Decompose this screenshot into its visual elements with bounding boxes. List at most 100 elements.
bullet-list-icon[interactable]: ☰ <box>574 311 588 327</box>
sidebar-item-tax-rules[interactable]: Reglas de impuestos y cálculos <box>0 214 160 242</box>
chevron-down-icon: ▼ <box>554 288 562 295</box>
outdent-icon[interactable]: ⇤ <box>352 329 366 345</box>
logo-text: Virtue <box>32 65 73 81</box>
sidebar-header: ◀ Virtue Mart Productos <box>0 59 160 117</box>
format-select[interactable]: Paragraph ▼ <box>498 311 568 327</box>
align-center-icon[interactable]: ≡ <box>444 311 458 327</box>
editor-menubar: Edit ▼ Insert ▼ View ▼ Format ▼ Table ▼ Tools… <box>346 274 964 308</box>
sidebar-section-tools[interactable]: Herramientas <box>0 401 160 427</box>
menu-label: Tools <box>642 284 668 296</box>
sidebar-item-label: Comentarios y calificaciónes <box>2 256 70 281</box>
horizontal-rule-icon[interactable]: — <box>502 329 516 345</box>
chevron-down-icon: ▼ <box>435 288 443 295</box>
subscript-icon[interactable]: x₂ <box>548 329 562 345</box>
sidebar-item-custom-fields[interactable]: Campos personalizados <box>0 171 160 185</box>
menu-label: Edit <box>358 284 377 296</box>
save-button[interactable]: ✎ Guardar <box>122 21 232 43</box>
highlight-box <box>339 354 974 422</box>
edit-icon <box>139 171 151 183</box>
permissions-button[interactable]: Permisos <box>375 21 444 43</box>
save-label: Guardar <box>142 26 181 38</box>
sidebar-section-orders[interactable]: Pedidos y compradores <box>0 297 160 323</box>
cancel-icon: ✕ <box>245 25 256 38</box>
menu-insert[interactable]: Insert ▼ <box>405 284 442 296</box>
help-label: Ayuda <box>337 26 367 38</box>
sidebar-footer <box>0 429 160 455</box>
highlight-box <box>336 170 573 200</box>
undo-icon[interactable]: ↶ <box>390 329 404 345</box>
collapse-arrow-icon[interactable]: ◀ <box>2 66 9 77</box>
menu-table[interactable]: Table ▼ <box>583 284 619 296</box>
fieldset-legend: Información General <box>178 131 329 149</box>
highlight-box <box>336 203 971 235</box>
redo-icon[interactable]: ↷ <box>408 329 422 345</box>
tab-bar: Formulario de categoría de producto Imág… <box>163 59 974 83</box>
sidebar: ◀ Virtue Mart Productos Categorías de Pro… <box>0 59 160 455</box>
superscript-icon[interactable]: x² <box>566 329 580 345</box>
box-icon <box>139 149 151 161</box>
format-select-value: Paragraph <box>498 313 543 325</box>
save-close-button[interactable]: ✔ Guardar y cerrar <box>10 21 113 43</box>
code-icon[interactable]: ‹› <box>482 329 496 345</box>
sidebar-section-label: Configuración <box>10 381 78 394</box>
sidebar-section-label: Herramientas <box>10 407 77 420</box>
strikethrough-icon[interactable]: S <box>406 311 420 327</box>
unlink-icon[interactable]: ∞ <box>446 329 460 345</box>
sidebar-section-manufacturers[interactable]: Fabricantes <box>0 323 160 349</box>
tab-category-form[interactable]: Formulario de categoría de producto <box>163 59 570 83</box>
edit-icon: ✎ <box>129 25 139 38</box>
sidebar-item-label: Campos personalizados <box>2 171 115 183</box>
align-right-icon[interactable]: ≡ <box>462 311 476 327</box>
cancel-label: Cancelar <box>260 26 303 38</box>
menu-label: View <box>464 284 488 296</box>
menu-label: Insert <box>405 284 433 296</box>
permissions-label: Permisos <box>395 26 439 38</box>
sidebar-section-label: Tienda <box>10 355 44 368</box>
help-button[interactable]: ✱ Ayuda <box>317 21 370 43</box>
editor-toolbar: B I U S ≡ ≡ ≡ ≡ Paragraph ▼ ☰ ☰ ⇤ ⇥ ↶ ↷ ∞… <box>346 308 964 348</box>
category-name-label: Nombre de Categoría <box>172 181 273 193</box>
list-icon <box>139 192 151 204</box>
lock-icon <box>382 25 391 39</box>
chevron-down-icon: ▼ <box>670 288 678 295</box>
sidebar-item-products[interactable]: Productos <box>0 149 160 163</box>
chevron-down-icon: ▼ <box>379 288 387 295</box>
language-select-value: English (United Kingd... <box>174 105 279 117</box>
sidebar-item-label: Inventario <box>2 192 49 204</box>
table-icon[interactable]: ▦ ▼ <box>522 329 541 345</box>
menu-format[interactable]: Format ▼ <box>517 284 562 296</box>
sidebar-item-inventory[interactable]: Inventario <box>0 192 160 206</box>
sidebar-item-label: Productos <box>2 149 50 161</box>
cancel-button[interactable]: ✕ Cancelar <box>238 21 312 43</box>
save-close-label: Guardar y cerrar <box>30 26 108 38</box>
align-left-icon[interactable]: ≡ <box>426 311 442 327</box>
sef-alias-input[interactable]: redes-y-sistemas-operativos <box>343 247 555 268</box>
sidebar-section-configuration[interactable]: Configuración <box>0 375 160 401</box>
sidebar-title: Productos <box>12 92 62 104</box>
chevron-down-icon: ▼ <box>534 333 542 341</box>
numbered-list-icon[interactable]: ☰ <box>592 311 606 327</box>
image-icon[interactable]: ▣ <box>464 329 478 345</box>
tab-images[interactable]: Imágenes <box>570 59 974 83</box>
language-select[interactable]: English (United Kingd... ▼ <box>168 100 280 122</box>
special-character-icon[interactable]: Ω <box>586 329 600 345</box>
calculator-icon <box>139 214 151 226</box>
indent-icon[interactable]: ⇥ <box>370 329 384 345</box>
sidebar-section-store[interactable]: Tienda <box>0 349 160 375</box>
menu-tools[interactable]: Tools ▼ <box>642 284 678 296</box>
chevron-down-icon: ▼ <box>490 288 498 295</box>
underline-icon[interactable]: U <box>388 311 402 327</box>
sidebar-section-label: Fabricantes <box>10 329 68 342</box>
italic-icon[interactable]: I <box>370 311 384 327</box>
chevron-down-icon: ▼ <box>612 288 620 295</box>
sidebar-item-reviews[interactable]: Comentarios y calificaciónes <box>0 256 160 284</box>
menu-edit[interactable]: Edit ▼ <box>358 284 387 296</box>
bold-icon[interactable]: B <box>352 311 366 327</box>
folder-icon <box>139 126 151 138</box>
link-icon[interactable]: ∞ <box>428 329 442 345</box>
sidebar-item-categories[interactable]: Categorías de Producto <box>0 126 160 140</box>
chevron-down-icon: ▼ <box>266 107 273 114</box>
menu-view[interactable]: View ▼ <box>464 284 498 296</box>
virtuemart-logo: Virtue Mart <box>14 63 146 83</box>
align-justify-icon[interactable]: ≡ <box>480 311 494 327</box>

WHAT TO PRODUCE:
Return all lines from the data above with "Virtue" in them.

OUTPUT OF THE EXERCISE:
logo-text: Virtue <box>32 65 73 81</box>
sidebar-header: ◀ Virtue Mart Productos <box>0 59 160 117</box>
sidebar: ◀ Virtue Mart Productos Categorías de Pro… <box>0 59 160 455</box>
virtuemart-logo: Virtue Mart <box>14 63 146 83</box>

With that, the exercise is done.